> [What the task requires]: Say how many lines in the data below contain the word "value", and give no other text.

> [Provided entries]:
%%

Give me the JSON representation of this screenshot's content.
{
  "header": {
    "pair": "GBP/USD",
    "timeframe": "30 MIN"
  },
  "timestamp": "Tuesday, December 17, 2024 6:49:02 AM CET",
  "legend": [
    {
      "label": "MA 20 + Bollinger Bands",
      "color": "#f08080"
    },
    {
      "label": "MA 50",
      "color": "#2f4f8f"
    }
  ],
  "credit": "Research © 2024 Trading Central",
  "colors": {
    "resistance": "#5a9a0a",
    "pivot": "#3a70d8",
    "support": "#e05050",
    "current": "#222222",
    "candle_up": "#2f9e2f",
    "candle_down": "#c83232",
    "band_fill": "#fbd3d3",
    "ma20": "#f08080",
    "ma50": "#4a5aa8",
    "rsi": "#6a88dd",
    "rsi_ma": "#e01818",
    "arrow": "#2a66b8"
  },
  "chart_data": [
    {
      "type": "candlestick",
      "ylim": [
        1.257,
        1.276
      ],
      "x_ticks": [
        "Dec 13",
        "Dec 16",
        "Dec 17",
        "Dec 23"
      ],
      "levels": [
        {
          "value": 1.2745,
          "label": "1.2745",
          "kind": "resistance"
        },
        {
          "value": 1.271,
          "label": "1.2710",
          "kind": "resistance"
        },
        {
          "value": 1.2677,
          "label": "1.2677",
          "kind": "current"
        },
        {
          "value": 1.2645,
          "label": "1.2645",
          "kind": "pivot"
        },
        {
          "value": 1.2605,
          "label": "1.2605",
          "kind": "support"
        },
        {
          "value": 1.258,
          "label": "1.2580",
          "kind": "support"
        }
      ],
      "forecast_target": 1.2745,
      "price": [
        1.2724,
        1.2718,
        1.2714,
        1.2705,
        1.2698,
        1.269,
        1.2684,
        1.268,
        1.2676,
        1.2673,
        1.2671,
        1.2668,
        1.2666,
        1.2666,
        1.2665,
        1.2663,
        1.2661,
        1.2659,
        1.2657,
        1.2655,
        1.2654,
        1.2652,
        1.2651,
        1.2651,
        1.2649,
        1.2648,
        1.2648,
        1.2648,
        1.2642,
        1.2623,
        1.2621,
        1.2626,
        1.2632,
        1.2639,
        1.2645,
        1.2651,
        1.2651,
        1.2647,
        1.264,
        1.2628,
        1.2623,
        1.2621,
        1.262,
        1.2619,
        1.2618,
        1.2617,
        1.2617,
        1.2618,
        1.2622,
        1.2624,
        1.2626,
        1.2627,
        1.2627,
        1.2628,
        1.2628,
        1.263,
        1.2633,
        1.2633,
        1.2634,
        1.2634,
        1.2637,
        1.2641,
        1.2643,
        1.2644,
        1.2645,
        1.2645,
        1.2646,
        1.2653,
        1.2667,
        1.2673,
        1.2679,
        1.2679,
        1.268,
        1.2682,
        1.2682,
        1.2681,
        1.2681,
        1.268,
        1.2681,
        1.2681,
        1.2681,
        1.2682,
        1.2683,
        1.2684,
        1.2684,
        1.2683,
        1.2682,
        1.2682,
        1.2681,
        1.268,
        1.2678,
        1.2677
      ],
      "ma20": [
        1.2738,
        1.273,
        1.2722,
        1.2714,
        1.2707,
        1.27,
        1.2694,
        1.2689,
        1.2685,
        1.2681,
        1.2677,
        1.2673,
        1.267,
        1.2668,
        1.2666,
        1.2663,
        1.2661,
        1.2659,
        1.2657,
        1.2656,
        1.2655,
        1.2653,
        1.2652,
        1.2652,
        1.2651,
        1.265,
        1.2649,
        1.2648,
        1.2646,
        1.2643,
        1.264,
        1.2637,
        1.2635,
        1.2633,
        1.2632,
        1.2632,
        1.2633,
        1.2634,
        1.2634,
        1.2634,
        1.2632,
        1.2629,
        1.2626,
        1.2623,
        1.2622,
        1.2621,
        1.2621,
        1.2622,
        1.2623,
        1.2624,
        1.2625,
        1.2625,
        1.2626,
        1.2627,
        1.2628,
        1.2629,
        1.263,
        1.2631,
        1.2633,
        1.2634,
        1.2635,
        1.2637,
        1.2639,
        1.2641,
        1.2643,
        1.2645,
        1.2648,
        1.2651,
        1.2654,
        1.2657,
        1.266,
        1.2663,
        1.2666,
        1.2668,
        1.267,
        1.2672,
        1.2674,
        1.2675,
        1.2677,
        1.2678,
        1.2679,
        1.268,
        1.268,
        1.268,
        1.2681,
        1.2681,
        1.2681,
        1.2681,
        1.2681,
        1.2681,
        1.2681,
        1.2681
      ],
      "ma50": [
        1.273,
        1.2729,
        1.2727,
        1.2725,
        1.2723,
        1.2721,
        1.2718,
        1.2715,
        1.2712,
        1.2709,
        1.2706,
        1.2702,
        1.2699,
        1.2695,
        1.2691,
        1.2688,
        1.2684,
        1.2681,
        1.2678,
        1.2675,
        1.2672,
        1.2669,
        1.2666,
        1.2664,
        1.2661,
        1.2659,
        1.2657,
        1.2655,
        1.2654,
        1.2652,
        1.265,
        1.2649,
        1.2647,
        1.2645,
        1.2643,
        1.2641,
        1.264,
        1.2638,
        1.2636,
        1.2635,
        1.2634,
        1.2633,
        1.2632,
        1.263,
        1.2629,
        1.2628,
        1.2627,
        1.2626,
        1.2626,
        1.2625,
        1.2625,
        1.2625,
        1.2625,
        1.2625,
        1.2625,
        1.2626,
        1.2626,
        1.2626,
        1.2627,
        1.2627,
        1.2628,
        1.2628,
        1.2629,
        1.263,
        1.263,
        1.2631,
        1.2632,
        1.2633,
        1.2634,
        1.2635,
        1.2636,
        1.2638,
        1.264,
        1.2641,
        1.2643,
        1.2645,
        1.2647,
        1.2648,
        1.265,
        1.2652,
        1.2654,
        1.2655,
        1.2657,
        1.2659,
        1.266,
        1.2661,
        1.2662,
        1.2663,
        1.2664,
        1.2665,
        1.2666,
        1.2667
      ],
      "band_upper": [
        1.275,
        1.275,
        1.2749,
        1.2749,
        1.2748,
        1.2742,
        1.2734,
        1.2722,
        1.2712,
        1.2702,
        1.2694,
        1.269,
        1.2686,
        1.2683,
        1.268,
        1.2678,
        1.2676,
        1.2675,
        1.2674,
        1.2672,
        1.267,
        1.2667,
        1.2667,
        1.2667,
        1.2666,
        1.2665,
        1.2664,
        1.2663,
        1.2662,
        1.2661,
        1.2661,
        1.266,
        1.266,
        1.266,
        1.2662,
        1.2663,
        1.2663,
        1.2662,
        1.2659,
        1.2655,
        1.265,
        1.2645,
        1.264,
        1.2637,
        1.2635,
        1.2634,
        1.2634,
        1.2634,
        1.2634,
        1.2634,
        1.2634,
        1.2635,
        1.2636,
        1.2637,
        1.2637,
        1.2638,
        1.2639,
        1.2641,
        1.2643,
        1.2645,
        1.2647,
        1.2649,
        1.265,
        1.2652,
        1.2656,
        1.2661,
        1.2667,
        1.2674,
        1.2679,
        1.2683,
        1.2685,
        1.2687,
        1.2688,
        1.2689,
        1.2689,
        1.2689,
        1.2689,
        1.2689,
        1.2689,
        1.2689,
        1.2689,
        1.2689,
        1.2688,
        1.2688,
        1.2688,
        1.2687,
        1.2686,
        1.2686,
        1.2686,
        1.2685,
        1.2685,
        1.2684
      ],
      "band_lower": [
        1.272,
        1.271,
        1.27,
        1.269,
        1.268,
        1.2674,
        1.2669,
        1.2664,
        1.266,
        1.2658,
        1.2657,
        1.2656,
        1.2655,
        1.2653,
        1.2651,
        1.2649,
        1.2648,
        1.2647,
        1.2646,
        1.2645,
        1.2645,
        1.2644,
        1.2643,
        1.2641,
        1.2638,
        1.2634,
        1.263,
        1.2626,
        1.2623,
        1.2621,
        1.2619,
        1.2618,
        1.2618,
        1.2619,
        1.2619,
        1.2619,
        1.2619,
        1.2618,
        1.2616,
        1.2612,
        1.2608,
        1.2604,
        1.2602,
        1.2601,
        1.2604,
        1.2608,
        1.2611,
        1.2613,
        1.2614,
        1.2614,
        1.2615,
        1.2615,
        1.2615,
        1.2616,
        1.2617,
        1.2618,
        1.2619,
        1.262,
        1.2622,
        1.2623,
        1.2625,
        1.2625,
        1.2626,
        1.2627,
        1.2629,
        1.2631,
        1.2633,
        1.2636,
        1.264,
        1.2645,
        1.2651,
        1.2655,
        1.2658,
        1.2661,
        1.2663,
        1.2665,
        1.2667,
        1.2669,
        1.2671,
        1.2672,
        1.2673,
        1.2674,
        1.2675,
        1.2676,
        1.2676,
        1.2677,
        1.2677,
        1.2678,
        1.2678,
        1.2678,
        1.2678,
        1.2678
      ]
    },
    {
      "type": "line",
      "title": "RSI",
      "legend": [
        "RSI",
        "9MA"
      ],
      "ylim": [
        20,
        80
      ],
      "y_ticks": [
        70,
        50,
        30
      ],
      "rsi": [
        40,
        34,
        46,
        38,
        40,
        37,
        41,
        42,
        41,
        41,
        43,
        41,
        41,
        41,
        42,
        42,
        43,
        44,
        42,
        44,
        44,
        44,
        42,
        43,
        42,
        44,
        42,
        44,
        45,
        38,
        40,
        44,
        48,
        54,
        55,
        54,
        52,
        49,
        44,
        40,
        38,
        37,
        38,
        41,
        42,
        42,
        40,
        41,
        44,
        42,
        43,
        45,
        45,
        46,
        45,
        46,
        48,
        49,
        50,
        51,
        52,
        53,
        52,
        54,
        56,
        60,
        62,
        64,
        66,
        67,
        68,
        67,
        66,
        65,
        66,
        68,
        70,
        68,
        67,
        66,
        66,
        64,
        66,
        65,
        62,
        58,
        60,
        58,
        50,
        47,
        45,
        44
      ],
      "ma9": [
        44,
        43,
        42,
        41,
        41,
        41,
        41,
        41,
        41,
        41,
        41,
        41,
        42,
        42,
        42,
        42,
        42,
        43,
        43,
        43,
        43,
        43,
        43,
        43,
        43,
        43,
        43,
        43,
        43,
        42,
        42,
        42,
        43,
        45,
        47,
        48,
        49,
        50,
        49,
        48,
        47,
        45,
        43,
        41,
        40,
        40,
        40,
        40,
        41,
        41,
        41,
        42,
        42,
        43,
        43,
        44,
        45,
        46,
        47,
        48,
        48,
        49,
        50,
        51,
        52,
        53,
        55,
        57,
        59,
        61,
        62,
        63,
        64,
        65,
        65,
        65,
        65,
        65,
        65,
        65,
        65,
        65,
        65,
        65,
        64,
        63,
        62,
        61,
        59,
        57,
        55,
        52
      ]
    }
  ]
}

%%

> [Problem solution]: 6